§ **TASK DETAILS**
Where a line of the material contains the string "water", copy that line.

Items listed in a dataset:
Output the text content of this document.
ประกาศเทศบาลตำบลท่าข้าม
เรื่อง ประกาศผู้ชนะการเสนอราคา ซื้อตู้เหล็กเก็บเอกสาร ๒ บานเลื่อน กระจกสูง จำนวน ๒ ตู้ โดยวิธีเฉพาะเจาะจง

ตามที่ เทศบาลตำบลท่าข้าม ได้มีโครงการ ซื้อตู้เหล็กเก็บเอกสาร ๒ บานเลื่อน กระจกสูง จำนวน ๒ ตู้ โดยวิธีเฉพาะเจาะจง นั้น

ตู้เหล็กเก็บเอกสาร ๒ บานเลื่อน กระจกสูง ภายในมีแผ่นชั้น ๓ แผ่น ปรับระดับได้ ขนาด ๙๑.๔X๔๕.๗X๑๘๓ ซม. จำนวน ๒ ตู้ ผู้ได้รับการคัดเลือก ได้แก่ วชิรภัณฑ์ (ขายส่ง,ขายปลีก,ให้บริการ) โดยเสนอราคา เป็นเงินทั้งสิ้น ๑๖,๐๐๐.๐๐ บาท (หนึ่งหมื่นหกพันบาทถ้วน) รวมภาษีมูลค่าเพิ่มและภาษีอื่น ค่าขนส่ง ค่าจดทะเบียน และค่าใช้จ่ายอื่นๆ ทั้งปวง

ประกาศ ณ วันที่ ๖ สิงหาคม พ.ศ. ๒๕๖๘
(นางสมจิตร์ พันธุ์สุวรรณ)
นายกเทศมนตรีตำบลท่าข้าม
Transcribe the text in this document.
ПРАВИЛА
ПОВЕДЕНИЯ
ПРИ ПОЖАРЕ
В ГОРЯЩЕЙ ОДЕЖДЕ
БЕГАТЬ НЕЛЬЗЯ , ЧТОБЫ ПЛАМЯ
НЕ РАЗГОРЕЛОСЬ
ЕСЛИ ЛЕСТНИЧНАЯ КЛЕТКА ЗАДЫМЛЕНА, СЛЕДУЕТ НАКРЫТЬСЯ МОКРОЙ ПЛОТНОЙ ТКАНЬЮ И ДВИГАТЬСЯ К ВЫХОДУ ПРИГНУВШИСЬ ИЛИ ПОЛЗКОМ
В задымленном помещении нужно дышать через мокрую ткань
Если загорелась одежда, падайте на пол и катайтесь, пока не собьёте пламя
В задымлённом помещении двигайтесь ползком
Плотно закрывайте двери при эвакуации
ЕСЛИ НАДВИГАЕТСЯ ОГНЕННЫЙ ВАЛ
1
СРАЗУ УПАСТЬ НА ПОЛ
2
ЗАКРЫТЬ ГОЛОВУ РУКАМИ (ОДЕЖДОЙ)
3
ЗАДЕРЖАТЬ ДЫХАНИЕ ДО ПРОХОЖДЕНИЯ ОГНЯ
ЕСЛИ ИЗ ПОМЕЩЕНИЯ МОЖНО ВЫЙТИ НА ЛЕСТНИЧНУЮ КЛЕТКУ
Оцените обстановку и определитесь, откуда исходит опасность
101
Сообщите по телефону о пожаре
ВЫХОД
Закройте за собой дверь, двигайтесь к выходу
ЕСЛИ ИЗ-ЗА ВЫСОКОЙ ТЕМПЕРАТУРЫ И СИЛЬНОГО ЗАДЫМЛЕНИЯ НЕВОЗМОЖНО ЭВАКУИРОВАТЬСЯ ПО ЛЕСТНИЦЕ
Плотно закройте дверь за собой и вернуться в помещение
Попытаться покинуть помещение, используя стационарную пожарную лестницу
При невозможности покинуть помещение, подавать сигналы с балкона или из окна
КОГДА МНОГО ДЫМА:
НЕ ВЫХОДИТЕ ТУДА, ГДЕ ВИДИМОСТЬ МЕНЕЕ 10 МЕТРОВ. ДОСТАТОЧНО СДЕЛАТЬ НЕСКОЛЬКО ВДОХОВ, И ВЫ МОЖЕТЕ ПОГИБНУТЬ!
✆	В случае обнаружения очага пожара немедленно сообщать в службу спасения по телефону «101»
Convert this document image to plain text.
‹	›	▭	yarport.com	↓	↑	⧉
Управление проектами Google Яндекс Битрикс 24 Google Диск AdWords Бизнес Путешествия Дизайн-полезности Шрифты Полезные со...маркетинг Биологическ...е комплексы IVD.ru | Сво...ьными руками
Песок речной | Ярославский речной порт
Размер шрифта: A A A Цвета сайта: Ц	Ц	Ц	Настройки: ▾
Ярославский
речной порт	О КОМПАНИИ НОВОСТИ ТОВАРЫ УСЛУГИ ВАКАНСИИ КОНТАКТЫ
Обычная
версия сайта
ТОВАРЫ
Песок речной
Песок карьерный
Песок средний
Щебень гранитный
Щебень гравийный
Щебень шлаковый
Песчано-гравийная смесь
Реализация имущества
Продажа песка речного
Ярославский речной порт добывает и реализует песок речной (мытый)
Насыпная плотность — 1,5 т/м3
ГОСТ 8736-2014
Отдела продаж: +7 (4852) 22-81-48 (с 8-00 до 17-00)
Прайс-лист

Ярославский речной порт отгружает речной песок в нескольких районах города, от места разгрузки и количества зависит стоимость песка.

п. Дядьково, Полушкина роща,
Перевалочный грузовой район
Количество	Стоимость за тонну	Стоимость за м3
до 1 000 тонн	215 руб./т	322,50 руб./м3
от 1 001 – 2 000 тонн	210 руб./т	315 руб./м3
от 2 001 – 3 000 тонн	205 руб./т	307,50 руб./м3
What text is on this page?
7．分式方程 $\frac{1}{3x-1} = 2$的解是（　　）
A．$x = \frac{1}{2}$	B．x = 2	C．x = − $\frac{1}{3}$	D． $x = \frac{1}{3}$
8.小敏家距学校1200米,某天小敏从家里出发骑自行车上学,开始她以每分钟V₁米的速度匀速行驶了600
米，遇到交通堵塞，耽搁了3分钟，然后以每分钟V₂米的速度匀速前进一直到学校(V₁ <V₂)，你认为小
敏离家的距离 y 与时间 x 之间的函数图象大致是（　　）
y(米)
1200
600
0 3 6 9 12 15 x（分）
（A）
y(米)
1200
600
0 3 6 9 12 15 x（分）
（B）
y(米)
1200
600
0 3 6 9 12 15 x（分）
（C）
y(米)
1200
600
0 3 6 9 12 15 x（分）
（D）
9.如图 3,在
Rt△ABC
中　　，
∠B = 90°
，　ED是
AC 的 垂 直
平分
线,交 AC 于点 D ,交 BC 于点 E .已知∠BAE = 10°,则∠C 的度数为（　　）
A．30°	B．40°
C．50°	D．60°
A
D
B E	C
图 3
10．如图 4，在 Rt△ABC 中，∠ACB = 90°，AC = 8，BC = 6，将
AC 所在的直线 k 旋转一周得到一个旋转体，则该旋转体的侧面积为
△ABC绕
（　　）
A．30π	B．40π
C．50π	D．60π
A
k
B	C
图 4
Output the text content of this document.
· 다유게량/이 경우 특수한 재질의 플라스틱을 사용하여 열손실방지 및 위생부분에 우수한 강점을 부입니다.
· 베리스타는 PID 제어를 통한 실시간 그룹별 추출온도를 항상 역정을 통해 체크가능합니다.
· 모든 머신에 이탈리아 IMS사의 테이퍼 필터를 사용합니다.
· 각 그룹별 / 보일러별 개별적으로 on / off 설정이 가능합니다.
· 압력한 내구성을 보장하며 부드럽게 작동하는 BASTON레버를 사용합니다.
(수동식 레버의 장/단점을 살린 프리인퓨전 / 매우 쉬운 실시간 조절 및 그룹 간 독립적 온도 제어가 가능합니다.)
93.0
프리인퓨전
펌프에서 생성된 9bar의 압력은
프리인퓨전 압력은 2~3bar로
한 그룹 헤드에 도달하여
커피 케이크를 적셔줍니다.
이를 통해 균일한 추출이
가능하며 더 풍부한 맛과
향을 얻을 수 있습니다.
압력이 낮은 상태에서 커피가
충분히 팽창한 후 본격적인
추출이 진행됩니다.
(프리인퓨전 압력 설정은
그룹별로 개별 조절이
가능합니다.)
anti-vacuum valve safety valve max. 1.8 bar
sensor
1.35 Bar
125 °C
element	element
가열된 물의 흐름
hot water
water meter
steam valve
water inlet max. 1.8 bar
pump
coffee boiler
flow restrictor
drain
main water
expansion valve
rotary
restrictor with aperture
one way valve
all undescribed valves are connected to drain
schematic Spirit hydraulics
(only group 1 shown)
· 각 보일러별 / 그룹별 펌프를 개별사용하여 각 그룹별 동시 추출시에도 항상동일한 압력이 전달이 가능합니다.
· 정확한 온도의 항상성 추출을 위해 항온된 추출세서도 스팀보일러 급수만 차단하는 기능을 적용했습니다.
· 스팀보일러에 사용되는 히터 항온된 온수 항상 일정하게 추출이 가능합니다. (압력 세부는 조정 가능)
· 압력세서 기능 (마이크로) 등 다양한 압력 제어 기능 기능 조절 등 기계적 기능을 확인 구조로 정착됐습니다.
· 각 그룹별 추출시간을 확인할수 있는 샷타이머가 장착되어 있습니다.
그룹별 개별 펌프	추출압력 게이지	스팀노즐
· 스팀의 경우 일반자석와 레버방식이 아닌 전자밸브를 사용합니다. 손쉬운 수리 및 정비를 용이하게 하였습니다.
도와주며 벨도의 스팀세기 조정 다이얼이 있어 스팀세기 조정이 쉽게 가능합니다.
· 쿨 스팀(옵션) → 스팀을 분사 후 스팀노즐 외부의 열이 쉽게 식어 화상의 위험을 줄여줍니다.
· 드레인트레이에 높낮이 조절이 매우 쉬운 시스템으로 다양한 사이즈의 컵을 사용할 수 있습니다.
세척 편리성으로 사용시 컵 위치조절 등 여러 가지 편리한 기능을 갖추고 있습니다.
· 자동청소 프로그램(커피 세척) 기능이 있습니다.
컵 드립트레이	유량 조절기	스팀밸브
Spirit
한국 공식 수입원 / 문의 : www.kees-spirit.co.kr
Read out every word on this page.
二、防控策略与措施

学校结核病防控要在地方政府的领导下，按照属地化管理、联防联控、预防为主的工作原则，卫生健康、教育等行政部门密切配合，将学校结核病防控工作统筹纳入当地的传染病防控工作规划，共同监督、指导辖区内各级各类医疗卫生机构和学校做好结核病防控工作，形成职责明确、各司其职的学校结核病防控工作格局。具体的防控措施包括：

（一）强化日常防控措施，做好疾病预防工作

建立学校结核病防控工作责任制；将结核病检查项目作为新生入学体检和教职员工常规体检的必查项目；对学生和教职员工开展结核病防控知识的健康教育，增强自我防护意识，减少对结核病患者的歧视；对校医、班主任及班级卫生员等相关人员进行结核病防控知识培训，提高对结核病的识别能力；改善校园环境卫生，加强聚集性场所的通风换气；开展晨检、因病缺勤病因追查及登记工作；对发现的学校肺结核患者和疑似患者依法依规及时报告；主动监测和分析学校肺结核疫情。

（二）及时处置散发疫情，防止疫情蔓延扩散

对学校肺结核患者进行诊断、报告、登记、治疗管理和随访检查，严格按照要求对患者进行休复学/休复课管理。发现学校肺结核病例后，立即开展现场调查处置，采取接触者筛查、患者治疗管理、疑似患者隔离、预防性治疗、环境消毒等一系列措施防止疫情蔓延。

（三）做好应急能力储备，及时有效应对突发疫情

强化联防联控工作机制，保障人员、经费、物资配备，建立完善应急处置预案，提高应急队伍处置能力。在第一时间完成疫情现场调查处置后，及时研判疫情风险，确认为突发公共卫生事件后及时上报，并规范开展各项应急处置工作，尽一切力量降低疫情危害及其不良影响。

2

§ **TASK OUTPUT**
hot water
water meter
water inlet max. 1.8 bar
main water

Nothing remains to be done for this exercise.